What is required:
Each line containing the word "LENS" should be found and copied.

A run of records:
#####
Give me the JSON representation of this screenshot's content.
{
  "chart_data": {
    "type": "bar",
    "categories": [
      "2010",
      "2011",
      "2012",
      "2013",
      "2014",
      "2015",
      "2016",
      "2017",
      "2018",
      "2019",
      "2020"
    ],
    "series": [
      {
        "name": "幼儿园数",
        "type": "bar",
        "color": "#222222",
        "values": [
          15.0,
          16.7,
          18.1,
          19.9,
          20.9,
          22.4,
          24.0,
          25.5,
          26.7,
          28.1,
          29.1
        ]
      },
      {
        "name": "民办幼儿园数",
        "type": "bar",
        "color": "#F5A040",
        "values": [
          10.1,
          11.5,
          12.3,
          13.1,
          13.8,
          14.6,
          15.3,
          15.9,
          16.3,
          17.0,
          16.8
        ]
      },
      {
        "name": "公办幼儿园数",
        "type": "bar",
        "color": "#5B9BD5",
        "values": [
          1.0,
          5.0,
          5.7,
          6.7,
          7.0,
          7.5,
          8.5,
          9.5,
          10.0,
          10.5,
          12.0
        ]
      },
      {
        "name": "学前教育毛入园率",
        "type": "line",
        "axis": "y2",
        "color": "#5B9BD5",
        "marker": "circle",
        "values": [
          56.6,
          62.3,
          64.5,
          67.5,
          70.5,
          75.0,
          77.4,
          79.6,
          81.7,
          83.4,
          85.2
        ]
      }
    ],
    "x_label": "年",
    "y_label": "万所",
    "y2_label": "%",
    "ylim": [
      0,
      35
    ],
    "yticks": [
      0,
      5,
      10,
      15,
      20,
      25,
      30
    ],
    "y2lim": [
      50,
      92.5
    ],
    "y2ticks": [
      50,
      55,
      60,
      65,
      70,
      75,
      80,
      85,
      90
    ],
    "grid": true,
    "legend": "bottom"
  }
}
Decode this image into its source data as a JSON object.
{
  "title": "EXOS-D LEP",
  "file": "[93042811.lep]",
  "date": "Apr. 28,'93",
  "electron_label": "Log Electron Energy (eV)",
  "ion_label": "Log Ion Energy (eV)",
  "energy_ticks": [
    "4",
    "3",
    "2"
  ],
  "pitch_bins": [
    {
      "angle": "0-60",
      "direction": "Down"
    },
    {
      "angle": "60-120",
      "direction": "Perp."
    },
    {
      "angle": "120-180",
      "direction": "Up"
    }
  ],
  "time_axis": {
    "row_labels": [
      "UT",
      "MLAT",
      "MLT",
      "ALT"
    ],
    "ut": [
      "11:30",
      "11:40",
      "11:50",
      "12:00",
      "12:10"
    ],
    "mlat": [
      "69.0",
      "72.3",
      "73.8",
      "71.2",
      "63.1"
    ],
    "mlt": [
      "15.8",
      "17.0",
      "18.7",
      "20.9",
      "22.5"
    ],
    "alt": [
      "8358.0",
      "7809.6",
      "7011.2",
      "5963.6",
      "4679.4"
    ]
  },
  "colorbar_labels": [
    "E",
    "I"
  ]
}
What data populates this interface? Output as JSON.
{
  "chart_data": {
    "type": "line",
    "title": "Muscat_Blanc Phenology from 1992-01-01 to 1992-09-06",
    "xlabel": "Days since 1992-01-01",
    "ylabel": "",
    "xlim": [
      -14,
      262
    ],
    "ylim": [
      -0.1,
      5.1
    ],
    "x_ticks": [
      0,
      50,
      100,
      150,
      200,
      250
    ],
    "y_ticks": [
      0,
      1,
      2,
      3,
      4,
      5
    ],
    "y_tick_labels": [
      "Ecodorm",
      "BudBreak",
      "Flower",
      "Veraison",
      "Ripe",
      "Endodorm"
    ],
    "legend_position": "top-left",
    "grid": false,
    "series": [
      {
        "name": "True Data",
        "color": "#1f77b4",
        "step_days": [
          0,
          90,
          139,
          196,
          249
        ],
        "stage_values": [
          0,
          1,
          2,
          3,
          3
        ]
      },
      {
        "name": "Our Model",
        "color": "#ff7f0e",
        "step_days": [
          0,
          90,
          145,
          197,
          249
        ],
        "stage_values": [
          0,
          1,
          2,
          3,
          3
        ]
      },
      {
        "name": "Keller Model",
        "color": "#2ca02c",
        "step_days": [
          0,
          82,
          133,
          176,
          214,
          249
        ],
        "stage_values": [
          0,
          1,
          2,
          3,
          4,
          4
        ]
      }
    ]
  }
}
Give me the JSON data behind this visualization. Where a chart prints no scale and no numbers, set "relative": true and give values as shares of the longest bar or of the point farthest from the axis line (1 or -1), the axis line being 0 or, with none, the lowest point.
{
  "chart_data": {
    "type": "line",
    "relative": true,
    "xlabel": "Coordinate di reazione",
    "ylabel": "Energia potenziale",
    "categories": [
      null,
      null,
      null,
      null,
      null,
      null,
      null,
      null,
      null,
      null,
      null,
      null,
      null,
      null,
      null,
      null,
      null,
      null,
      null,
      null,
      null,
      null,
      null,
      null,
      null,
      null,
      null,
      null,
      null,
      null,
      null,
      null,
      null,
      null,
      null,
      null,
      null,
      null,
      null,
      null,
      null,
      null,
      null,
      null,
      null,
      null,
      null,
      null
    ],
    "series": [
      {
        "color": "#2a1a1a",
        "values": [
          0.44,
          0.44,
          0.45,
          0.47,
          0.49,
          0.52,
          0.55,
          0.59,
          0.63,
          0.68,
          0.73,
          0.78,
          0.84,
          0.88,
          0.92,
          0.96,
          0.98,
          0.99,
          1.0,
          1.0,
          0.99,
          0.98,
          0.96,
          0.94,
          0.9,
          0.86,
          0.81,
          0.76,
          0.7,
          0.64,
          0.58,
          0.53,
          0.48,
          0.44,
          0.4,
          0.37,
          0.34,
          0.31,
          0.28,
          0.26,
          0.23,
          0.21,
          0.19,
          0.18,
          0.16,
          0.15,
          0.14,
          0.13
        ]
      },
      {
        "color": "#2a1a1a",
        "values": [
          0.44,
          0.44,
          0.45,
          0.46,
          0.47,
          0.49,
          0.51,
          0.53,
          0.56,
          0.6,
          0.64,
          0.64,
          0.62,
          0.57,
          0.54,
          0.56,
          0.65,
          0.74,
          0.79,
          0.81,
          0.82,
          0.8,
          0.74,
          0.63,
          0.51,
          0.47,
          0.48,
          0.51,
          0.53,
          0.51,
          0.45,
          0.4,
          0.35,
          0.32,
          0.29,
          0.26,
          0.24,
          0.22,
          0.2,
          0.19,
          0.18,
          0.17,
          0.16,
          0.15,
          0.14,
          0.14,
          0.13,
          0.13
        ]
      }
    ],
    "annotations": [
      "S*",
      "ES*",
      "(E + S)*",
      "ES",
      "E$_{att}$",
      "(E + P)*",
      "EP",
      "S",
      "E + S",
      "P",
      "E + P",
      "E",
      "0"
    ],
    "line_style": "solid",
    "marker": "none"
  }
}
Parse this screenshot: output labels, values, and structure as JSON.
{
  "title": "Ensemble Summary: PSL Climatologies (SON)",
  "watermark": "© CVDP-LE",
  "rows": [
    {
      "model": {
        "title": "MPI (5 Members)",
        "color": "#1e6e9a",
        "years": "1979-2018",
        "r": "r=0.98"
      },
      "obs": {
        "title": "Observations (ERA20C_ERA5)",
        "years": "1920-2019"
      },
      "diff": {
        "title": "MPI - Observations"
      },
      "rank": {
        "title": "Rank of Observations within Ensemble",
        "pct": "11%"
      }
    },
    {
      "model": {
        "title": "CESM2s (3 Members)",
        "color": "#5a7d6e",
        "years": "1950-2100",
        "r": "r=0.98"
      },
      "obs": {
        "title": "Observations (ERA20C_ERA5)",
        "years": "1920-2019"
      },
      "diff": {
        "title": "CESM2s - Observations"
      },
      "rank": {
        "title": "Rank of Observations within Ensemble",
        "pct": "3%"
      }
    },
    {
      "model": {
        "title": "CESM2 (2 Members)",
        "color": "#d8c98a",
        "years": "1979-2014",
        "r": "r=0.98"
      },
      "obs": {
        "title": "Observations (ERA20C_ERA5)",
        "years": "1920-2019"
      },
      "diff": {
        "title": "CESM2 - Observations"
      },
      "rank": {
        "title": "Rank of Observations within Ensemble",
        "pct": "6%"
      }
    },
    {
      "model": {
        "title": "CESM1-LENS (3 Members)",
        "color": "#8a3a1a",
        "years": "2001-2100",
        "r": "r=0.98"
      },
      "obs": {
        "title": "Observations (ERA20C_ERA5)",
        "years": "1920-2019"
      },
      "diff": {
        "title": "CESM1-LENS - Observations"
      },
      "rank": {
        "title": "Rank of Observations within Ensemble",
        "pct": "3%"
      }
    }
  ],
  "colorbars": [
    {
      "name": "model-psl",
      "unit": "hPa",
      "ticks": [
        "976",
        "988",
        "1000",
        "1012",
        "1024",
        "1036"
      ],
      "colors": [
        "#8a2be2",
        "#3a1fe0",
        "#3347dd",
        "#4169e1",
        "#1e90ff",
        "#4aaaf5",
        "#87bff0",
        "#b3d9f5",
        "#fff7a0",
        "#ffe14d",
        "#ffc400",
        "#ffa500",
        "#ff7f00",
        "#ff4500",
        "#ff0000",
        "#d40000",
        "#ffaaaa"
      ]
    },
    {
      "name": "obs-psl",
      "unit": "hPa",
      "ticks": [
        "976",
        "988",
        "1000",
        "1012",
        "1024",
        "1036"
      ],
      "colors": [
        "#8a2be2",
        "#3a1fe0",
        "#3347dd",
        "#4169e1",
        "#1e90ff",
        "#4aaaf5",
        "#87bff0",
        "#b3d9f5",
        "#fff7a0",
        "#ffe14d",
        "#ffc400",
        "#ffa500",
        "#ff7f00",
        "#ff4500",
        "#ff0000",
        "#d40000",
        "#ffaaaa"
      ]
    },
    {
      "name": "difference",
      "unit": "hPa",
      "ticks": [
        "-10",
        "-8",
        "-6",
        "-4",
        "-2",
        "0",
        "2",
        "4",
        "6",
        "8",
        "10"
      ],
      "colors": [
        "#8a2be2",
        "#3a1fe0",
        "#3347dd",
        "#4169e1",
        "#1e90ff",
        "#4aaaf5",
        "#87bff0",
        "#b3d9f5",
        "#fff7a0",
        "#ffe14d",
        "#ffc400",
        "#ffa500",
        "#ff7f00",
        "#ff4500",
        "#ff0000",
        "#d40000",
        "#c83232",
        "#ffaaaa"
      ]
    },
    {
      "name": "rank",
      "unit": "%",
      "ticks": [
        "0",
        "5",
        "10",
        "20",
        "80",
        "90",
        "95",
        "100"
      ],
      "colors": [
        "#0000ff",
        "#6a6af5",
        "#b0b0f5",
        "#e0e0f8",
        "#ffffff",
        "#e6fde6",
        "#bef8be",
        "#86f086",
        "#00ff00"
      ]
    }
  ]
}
#####
Exercise output:
        "title": "CESM1-LENS (3 Members)",
        "title": "CESM1-LENS - Observations"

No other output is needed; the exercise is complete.